[Stored data]
============================================================

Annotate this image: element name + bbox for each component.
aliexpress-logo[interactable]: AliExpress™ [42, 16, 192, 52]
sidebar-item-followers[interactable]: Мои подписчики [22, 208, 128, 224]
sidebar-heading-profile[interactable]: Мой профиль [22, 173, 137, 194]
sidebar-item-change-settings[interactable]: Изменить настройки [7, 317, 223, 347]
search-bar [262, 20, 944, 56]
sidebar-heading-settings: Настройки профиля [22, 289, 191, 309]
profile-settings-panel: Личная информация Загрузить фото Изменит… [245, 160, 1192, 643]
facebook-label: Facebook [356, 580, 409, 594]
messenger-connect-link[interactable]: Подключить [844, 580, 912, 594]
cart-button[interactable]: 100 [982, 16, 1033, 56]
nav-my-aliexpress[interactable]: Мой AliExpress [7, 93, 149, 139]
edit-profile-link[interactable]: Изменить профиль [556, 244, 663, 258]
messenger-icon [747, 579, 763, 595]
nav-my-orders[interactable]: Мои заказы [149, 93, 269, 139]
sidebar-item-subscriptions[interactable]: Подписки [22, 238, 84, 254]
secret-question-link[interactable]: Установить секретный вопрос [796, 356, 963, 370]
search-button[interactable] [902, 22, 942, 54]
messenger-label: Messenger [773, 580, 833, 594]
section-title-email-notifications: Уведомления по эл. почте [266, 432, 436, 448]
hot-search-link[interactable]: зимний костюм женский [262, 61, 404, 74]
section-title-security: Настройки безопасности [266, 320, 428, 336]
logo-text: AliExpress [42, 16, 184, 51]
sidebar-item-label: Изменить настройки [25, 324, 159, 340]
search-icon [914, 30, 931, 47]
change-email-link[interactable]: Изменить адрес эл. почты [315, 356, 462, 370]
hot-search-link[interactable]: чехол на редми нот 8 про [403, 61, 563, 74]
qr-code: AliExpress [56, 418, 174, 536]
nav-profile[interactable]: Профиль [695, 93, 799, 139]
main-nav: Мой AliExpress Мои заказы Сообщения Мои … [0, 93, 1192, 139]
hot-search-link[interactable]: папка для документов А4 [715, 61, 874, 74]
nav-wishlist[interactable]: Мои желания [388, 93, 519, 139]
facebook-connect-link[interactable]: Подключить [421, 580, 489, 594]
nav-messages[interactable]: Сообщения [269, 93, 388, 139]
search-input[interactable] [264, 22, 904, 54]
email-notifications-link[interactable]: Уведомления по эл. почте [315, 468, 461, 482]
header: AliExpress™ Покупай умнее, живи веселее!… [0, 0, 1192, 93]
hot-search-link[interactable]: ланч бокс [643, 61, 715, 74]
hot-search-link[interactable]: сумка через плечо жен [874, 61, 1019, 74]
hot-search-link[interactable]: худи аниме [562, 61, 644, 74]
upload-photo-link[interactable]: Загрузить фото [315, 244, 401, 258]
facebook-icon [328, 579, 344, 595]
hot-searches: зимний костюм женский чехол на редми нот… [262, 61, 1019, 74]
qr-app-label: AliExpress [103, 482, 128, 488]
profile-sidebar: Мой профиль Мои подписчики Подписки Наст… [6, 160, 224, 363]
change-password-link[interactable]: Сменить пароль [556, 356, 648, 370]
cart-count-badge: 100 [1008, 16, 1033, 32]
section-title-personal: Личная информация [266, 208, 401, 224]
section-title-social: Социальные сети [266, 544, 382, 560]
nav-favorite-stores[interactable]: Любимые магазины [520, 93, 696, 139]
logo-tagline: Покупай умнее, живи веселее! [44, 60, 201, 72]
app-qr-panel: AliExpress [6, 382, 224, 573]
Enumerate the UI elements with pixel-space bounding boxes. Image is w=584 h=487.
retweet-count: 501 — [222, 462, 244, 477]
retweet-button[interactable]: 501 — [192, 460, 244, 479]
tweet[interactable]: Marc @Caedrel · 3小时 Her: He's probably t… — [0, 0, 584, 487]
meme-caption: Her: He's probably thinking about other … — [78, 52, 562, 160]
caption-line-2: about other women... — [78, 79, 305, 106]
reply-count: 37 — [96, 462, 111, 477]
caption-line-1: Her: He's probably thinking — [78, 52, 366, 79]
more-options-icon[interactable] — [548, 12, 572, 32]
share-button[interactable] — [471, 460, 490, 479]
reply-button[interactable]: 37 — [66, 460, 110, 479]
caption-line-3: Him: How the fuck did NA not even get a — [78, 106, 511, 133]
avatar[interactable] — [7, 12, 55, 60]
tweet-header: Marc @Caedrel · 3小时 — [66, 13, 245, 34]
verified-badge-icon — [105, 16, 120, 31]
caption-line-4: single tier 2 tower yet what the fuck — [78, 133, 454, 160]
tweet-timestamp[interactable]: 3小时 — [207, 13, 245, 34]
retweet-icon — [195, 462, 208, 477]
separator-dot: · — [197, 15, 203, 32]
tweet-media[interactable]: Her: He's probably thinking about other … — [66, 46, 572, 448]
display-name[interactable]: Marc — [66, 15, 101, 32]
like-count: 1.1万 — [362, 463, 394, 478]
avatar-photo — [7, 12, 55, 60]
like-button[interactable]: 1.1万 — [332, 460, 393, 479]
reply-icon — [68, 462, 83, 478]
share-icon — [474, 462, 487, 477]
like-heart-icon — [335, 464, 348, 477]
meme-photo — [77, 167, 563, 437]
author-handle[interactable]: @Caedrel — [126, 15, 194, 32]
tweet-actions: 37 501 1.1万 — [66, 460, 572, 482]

============================================================

Could you write out all the items above again, keeping every line unchanged?

Annotate this image: element name + bbox for each component.
aliexpress-logo[interactable]: AliExpress™ [42, 16, 192, 52]
sidebar-item-followers[interactable]: Мои подписчики [22, 208, 128, 224]
sidebar-heading-profile[interactable]: Мой профиль [22, 173, 137, 194]
sidebar-item-change-settings[interactable]: Изменить настройки [7, 317, 223, 347]
search-bar [262, 20, 944, 56]
sidebar-heading-settings: Настройки профиля [22, 289, 191, 309]
profile-settings-panel: Личная информация Загрузить фото Изменит… [245, 160, 1192, 643]
facebook-label: Facebook [356, 580, 409, 594]
messenger-connect-link[interactable]: Подключить [844, 580, 912, 594]
cart-button[interactable]: 100 [982, 16, 1033, 56]
nav-my-aliexpress[interactable]: Мой AliExpress [7, 93, 149, 139]
edit-profile-link[interactable]: Изменить профиль [556, 244, 663, 258]
messenger-icon [747, 579, 763, 595]
nav-my-orders[interactable]: Мои заказы [149, 93, 269, 139]
sidebar-item-subscriptions[interactable]: Подписки [22, 238, 84, 254]
secret-question-link[interactable]: Установить секретный вопрос [796, 356, 963, 370]
search-button[interactable] [902, 22, 942, 54]
messenger-label: Messenger [773, 580, 833, 594]
section-title-email-notifications: Уведомления по эл. почте [266, 432, 436, 448]
hot-search-link[interactable]: зимний костюм женский [262, 61, 404, 74]
section-title-security: Настройки безопасности [266, 320, 428, 336]
logo-text: AliExpress [42, 16, 184, 51]
sidebar-item-label: Изменить настройки [25, 324, 159, 340]
search-icon [914, 30, 931, 47]
change-email-link[interactable]: Изменить адрес эл. почты [315, 356, 462, 370]
hot-search-link[interactable]: чехол на редми нот 8 про [403, 61, 563, 74]
qr-code: AliExpress [56, 418, 174, 536]
nav-profile[interactable]: Профиль [695, 93, 799, 139]
main-nav: Мой AliExpress Мои заказы Сообщения Мои … [0, 93, 1192, 139]
hot-search-link[interactable]: папка для документов А4 [715, 61, 874, 74]
nav-wishlist[interactable]: Мои желания [388, 93, 519, 139]
facebook-connect-link[interactable]: Подключить [421, 580, 489, 594]
nav-messages[interactable]: Сообщения [269, 93, 388, 139]
search-input[interactable] [264, 22, 904, 54]
email-notifications-link[interactable]: Уведомления по эл. почте [315, 468, 461, 482]
header: AliExpress™ Покупай умнее, живи веселее!… [0, 0, 1192, 93]
hot-search-link[interactable]: ланч бокс [643, 61, 715, 74]
hot-search-link[interactable]: сумка через плечо жен [874, 61, 1019, 74]
hot-search-link[interactable]: худи аниме [562, 61, 644, 74]
upload-photo-link[interactable]: Загрузить фото [315, 244, 401, 258]
facebook-icon [328, 579, 344, 595]
hot-searches: зимний костюм женский чехол на редми нот… [262, 61, 1019, 74]
qr-app-label: AliExpress [103, 482, 128, 488]
profile-sidebar: Мой профиль Мои подписчики Подписки Наст… [6, 160, 224, 363]
change-password-link[interactable]: Сменить пароль [556, 356, 648, 370]
cart-count-badge: 100 [1008, 16, 1033, 32]
section-title-personal: Личная информация [266, 208, 401, 224]
section-title-social: Социальные сети [266, 544, 382, 560]
nav-favorite-stores[interactable]: Любимые магазины [520, 93, 696, 139]
logo-tagline: Покупай умнее, живи веселее! [44, 60, 201, 72]
app-qr-panel: AliExpress [6, 382, 224, 573]
Enumerate the UI elements with pixel-space bounding boxes. Image is w=584 h=487.
retweet-count: 501 — [222, 462, 244, 477]
retweet-button[interactable]: 501 — [192, 460, 244, 479]
tweet[interactable]: Marc @Caedrel · 3小时 Her: He's probably t… — [0, 0, 584, 487]
meme-caption: Her: He's probably thinking about other … — [78, 52, 562, 160]
caption-line-2: about other women... — [78, 79, 305, 106]
reply-count: 37 — [96, 462, 111, 477]
caption-line-1: Her: He's probably thinking — [78, 52, 366, 79]
more-options-icon[interactable] — [548, 12, 572, 32]
share-button[interactable] — [471, 460, 490, 479]
reply-button[interactable]: 37 — [66, 460, 110, 479]
caption-line-3: Him: How the fuck did NA not even get a — [78, 106, 511, 133]
avatar[interactable] — [7, 12, 55, 60]
tweet-header: Marc @Caedrel · 3小时 — [66, 13, 245, 34]
verified-badge-icon — [105, 16, 120, 31]
caption-line-4: single tier 2 tower yet what the fuck — [78, 133, 454, 160]
tweet-timestamp[interactable]: 3小时 — [207, 13, 245, 34]
retweet-icon — [195, 462, 208, 477]
separator-dot: · — [197, 15, 203, 32]
tweet-media[interactable]: Her: He's probably thinking about other … — [66, 46, 572, 448]
display-name[interactable]: Marc — [66, 15, 101, 32]
like-count: 1.1万 — [362, 463, 394, 478]
avatar-photo — [7, 12, 55, 60]
like-button[interactable]: 1.1万 — [332, 460, 393, 479]
reply-icon — [68, 462, 83, 478]
share-icon — [474, 462, 487, 477]
like-heart-icon — [335, 464, 348, 477]
meme-photo — [77, 167, 563, 437]
author-handle[interactable]: @Caedrel — [126, 15, 194, 32]
tweet-actions: 37 501 1.1万 — [66, 460, 572, 482]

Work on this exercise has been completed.